§ **What you need to do**
Reproduce all the entries exactly.

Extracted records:
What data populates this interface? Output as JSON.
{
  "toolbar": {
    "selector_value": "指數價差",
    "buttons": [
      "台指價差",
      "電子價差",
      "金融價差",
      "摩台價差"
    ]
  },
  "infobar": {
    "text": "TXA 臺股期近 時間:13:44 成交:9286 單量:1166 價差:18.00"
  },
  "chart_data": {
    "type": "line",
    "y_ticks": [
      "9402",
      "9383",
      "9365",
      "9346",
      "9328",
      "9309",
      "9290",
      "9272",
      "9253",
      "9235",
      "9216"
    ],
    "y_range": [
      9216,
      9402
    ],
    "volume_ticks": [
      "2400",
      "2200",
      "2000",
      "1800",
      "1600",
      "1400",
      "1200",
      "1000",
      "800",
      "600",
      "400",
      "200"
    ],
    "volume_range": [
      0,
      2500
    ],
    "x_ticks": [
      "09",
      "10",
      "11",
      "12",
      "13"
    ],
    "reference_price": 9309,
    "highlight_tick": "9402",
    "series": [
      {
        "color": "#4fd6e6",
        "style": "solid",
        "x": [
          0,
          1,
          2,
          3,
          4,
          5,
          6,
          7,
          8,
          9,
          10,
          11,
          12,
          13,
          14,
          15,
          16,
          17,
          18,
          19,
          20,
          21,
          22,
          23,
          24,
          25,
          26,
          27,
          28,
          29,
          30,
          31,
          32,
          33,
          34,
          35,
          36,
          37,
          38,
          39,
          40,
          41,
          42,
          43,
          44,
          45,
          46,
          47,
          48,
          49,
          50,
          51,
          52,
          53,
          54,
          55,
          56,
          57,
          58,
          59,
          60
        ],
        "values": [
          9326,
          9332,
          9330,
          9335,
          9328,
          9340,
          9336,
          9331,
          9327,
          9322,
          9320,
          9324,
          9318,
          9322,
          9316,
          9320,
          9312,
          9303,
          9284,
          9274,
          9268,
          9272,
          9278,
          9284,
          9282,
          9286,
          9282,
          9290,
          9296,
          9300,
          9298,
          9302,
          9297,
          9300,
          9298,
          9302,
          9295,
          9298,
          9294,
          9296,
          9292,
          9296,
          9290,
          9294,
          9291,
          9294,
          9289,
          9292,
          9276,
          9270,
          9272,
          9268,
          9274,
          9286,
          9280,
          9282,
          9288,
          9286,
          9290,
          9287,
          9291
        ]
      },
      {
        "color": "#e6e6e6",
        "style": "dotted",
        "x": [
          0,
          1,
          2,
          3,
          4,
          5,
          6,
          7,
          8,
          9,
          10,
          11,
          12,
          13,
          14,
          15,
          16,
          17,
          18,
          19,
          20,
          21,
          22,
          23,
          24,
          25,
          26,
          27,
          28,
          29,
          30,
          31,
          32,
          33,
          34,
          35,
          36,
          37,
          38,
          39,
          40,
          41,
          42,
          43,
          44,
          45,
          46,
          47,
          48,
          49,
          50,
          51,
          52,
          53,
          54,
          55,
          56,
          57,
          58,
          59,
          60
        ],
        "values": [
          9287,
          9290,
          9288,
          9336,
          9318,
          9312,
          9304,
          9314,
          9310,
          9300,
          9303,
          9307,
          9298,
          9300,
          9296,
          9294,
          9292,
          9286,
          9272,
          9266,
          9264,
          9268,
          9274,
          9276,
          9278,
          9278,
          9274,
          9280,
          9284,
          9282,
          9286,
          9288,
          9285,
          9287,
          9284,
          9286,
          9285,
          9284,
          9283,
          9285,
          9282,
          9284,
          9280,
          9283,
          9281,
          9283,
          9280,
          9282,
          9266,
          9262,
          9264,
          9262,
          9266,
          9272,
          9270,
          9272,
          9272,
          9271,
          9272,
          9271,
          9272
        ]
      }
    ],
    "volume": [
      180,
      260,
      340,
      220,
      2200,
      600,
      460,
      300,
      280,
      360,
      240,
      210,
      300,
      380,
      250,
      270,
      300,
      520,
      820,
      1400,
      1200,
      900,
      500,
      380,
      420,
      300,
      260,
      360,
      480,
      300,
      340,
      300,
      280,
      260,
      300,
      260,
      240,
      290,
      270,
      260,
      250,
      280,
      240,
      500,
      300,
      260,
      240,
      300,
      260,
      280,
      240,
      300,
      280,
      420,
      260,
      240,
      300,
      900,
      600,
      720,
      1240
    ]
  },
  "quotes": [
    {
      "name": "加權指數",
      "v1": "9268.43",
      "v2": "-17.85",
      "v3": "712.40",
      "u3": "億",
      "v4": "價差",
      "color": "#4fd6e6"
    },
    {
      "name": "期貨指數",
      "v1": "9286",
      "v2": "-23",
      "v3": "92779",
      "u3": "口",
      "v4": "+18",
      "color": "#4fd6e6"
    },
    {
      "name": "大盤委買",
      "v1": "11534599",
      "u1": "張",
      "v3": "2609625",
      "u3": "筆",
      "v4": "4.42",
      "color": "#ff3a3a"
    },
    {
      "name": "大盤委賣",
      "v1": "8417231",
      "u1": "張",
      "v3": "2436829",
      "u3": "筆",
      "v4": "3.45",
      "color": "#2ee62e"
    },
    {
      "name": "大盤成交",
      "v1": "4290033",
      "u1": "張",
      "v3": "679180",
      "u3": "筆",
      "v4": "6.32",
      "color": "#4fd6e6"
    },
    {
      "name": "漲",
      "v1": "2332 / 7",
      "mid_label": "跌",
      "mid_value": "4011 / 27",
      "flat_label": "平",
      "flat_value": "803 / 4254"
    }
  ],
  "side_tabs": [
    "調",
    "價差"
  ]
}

§ **Right answer**
What data populates this interface? Output as JSON.
{
  "toolbar": {
    "selector_value": "指數價差",
    "buttons": [
      "台指價差",
      "電子價差",
      "金融價差",
      "摩台價差"
    ]
  },
  "infobar": {
    "text": "TXA 臺股期近 時間:13:44 成交:9286 單量:1166 價差:18.00"
  },
  "chart_data": {
    "type": "line",
    "y_ticks": [
      "9402",
      "9383",
      "9365",
      "9346",
      "9328",
      "9309",
      "9290",
      "9272",
      "9253",
      "9235",
      "9216"
    ],
    "y_range": [
      9216,
      9402
    ],
    "volume_ticks": [
      "2400",
      "2200",
      "2000",
      "1800",
      "1600",
      "1400",
      "1200",
      "1000",
      "800",
      "600",
      "400",
      "200"
    ],
    "volume_range": [
      0,
      2500
    ],
    "x_ticks": [
      "09",
      "10",
      "11",
      "12",
      "13"
    ],
    "reference_price": 9309,
    "highlight_tick": "9402",
    "series": [
      {
        "color": "#4fd6e6",
        "style": "solid",
        "x": [
          0,
          1,
          2,
          3,
          4,
          5,
          6,
          7,
          8,
          9,
          10,
          11,
          12,
          13,
          14,
          15,
          16,
          17,
          18,
          19,
          20,
          21,
          22,
          23,
          24,
          25,
          26,
          27,
          28,
          29,
          30,
          31,
          32,
          33,
          34,
          35,
          36,
          37,
          38,
          39,
          40,
          41,
          42,
          43,
          44,
          45,
          46,
          47,
          48,
          49,
          50,
          51,
          52,
          53,
          54,
          55,
          56,
          57,
          58,
          59,
          60
        ],
        "values": [
          9326,
          9332,
          9330,
          9335,
          9328,
          9340,
          9336,
          9331,
          9327,
          9322,
          9320,
          9324,
          9318,
          9322,
          9316,
          9320,
          9312,
          9303,
          9284,
          9274,
          9268,
          9272,
          9278,
          9284,
          9282,
          9286,
          9282,
          9290,
          9296,
          9300,
          9298,
          9302,
          9297,
          9300,
          9298,
          9302,
          9295,
          9298,
          9294,
          9296,
          9292,
          9296,
          9290,
          9294,
          9291,
          9294,
          9289,
          9292,
          9276,
          9270,
          9272,
          9268,
          9274,
          9286,
          9280,
          9282,
          9288,
          9286,
          9290,
          9287,
          9291
        ]
      },
      {
        "color": "#e6e6e6",
        "style": "dotted",
        "x": [
          0,
          1,
          2,
          3,
          4,
          5,
          6,
          7,
          8,
          9,
          10,
          11,
          12,
          13,
          14,
          15,
          16,
          17,
          18,
          19,
          20,
          21,
          22,
          23,
          24,
          25,
          26,
          27,
          28,
          29,
          30,
          31,
          32,
          33,
          34,
          35,
          36,
          37,
          38,
          39,
          40,
          41,
          42,
          43,
          44,
          45,
          46,
          47,
          48,
          49,
          50,
          51,
          52,
          53,
          54,
          55,
          56,
          57,
          58,
          59,
          60
        ],
        "values": [
          9287,
          9290,
          9288,
          9336,
          9318,
          9312,
          9304,
          9314,
          9310,
          9300,
          9303,
          9307,
          9298,
          9300,
          9296,
          9294,
          9292,
          9286,
          9272,
          9266,
          9264,
          9268,
          9274,
          9276,
          9278,
          9278,
          9274,
          9280,
          9284,
          9282,
          9286,
          9288,
          9285,
          9287,
          9284,
          9286,
          9285,
          9284,
          9283,
          9285,
          9282,
          9284,
          9280,
          9283,
          9281,
          9283,
          9280,
          9282,
          9266,
          9262,
          9264,
          9262,
          9266,
          9272,
          9270,
          9272,
          9272,
          9271,
          9272,
          9271,
          9272
        ]
      }
    ],
    "volume": [
      180,
      260,
      340,
      220,
      2200,
      600,
      460,
      300,
      280,
      360,
      240,
      210,
      300,
      380,
      250,
      270,
      300,
      520,
      820,
      1400,
      1200,
      900,
      500,
      380,
      420,
      300,
      260,
      360,
      480,
      300,
      340,
      300,
      280,
      260,
      300,
      260,
      240,
      290,
      270,
      260,
      250,
      280,
      240,
      500,
      300,
      260,
      240,
      300,
      260,
      280,
      240,
      300,
      280,
      420,
      260,
      240,
      300,
      900,
      600,
      720,
      1240
    ]
  },
  "quotes": [
    {
      "name": "加權指數",
      "v1": "9268.43",
      "v2": "-17.85",
      "v3": "712.40",
      "u3": "億",
      "v4": "價差",
      "color": "#4fd6e6"
    },
    {
      "name": "期貨指數",
      "v1": "9286",
      "v2": "-23",
      "v3": "92779",
      "u3": "口",
      "v4": "+18",
      "color": "#4fd6e6"
    },
    {
      "name": "大盤委買",
      "v1": "11534599",
      "u1": "張",
      "v3": "2609625",
      "u3": "筆",
      "v4": "4.42",
      "color": "#ff3a3a"
    },
    {
      "name": "大盤委賣",
      "v1": "8417231",
      "u1": "張",
      "v3": "2436829",
      "u3": "筆",
      "v4": "3.45",
      "color": "#2ee62e"
    },
    {
      "name": "大盤成交",
      "v1": "4290033",
      "u1": "張",
      "v3": "679180",
      "u3": "筆",
      "v4": "6.32",
      "color": "#4fd6e6"
    },
    {
      "name": "漲",
      "v1": "2332 / 7",
      "mid_label": "跌",
      "mid_value": "4011 / 27",
      "flat_label": "平",
      "flat_value": "803 / 4254"
    }
  ],
  "side_tabs": [
    "調",
    "價差"
  ]
}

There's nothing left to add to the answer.